> **OBJECTIVE**: From the entries that follow, pick out all lines holding "Science".

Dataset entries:
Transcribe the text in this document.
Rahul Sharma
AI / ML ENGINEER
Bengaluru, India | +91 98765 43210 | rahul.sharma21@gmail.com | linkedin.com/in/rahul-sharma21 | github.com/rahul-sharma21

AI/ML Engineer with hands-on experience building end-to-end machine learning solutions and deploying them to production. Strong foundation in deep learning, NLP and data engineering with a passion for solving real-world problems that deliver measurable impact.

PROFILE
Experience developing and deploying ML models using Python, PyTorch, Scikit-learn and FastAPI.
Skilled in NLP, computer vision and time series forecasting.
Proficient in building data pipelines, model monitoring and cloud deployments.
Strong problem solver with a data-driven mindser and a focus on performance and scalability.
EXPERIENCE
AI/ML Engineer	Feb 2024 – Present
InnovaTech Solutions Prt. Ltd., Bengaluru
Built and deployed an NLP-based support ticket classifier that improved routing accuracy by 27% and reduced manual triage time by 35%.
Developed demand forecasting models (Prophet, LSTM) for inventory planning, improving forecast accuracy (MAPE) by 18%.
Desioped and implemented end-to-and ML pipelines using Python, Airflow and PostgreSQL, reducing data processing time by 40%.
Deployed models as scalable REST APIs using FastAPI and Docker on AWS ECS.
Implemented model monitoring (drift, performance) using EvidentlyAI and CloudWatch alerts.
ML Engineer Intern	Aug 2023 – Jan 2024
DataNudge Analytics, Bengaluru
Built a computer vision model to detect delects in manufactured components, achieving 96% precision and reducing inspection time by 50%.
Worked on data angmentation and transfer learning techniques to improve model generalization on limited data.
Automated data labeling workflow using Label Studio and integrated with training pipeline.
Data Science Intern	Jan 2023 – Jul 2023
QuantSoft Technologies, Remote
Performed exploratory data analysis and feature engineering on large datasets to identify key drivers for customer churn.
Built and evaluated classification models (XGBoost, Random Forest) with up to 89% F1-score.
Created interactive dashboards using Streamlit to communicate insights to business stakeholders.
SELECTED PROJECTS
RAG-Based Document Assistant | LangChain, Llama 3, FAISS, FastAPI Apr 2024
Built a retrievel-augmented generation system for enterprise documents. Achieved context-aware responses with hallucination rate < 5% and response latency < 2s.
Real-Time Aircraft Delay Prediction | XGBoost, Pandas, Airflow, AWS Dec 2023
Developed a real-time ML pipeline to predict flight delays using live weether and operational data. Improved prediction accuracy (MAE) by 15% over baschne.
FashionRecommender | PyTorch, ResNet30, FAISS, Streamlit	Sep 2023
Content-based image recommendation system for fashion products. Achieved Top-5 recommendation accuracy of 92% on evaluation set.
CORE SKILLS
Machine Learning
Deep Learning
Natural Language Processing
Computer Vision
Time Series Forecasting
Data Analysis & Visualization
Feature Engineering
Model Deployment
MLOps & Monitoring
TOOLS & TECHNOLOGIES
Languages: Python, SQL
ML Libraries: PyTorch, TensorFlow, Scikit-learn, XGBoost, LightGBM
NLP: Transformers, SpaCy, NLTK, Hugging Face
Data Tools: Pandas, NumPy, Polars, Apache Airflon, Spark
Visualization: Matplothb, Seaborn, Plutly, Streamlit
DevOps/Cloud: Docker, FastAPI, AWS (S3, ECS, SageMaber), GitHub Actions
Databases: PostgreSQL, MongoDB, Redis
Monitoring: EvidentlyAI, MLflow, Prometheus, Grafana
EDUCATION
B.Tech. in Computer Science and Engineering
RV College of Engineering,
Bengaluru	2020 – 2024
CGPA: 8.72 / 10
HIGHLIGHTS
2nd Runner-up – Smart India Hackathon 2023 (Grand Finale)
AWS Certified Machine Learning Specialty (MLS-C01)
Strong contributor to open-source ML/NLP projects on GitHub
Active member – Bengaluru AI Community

> **RESULT OF THIS TASK**:
Data Science Intern	Jan 2023 – Jul 2023
B.Tech. in Computer Science and Engineering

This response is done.